▶ _Data to process_:
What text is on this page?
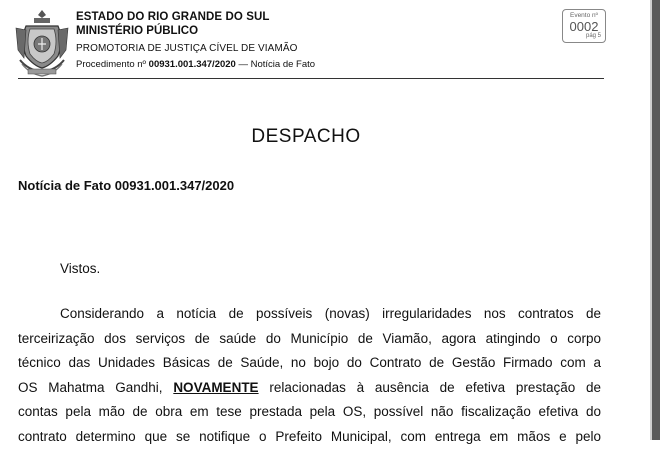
ESTADO DO RIO GRANDE DO SUL
MINISTÉRIO PÚBLICO
PROMOTORIA DE JUSTIÇA CÍVEL DE VIAMÃO
Procedimento nº 00931.001.347/2020 — Notícia de Fato
Evento nº
0002
pág 5
DESPACHO
Notícia de Fato 00931.001.347/2020
Vistos.
Considerando a notícia de possíveis (novas) irregularidades nos contratos de
terceirização dos serviços de saúde do Município de Viamão, agora atingindo o corpo
técnico das Unidades Básicas de Saúde, no bojo do Contrato de Gestão Firmado com a
OS Mahatma Gandhi, NOVAMENTE relacionadas à ausência de efetiva prestação de
contas pela mão de obra em tese prestada pela OS, possível não fiscalização efetiva do
contrato determino que se notifique o Prefeito Municipal, com entrega em mãos e pelo
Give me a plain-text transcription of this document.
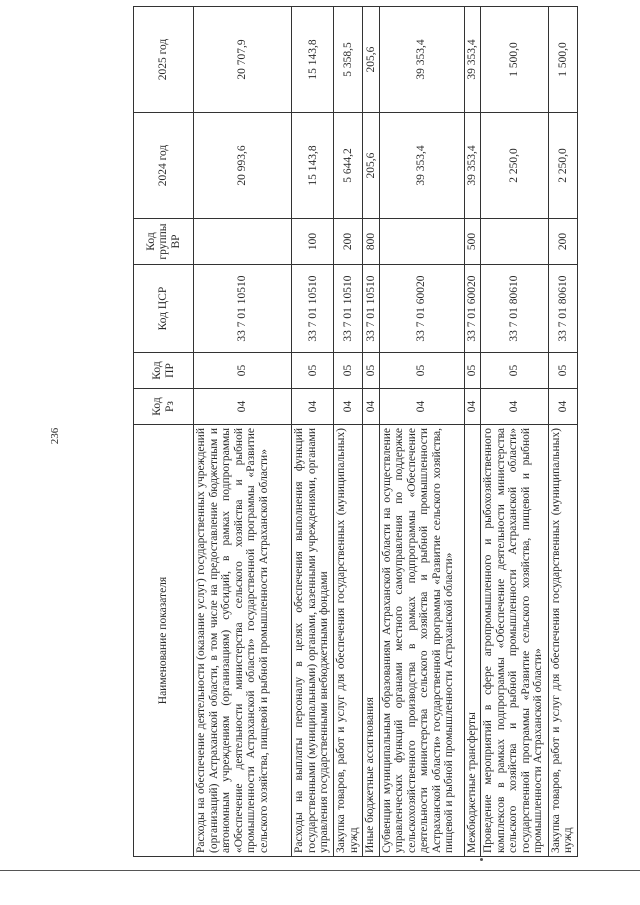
236
Наименование показателя	Код Рз	Код ПР	Код ЦСР	Код группы ВР	2024 год	2025 год
Расходы на обеспечение деятельности (оказание услуг) государственных учреждений (организаций) Астраханской области, в том числе на предоставление бюджетным и автономным учреждениям (организациям) субсидий, в рамках подпрограммы «Обеспечение деятельности министерства сельского хозяйства и рыбной промышленности Астраханской области» государственной программы «Развитие сельского хозяйства, пищевой и рыбной промышленности Астраханской области»	04	05	33 7 01 10510		20 993,6	20 707,9
Расходы на выплаты персоналу в целях обеспечения выполнения функций государственными (муниципальными) органами, казенными учреждениями, органами управления государственными внебюджетными фондами	04	05	33 7 01 10510	100	15 143,8	15 143,8
Закупка товаров, работ и услуг для обеспечения государственных (муниципальных) нужд	04	05	33 7 01 10510	200	5 644,2	5 358,5
Иные бюджетные ассигнования	04	05	33 7 01 10510	800	205,6	205,6
Субвенции муниципальным образованиям Астраханской области на осуществление управленческих функций органами местного самоуправления по поддержке сельскохозяйственного производства в рамках подпрограммы «Обеспечение деятельности министерства сельского хозяйства и рыбной промышленности Астраханской области» государственной программы «Развитие сельского хозяйства, пищевой и рыбной промышленности Астраханской области»	04	05	33 7 01 60020		39 353,4	39 353,4
Межбюджетные трансферты	04	05	33 7 01 60020	500	39 353,4	39 353,4
Проведение мероприятий в сфере агропромышленного и рыбохозяйственного комплексов в рамках подпрограммы «Обеспечение деятельности министерства сельского хозяйства и рыбной промышленности Астраханской области» государственной программы «Развитие сельского хозяйства, пищевой и рыбной промышленности Астраханской области»	04	05	33 7 01 80610		2 250,0	1 500,0
Закупка товаров, работ и услуг для обеспечения государственных (муниципальных) нужд	04	05	33 7 01 80610	200	2 250,0	1 500,0
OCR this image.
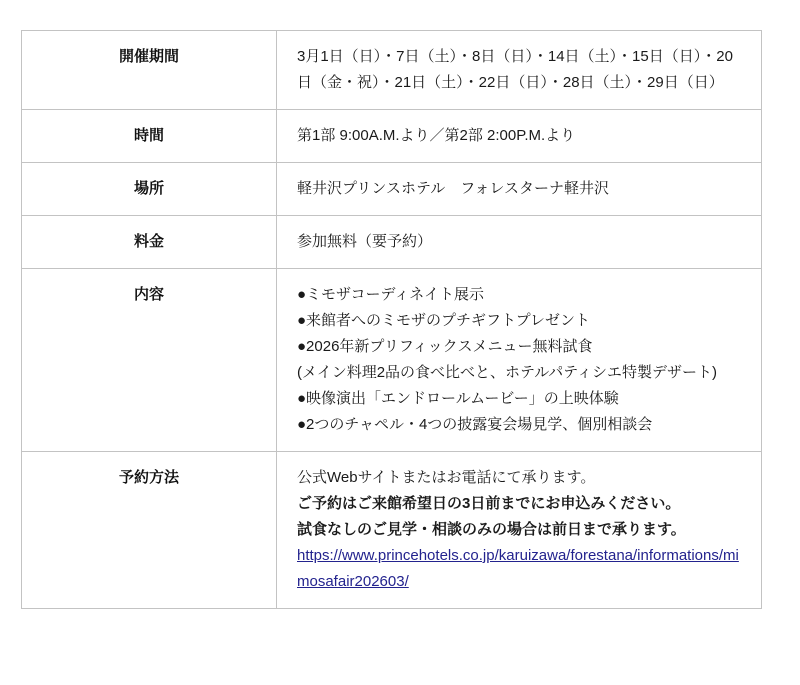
開催期間	3月1日（日）・7日（土）・8日（日）・14日（土）・15日（日）・20日（金・祝）・21日（土）・22日（日）・28日（土）・29日（日）

時間	第1部 9:00A.M.より／第2部 2:00P.M.より

場所	軽井沢プリンスホテル　フォレスターナ軽井沢

料金	参加無料（要予約）

内容	●ミモザコーディネイト展示
●来館者へのミモザのプチギフトプレゼント
●2026年新プリフィックスメニュー無料試食
(メイン料理2品の食べ比べと、ホテルパティシエ特製デザート)
●映像演出「エンドロールムービー」の上映体験
●2つのチャペル・4つの披露宴会場見学、個別相談会

予約方法	公式Webサイトまたはお電話にて承ります。
ご予約はご来館希望日の3日前までにお申込みください。
試食なしのご見学・相談のみの場合は前日まで承ります。
https://www.princehotels.co.jp/karuizawa/forestana/informations/mimosafair202603/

▶ _Stated goal_: Report the number of lines above containing the word "efetiva", with no other text.

▶ _Full solution_: 2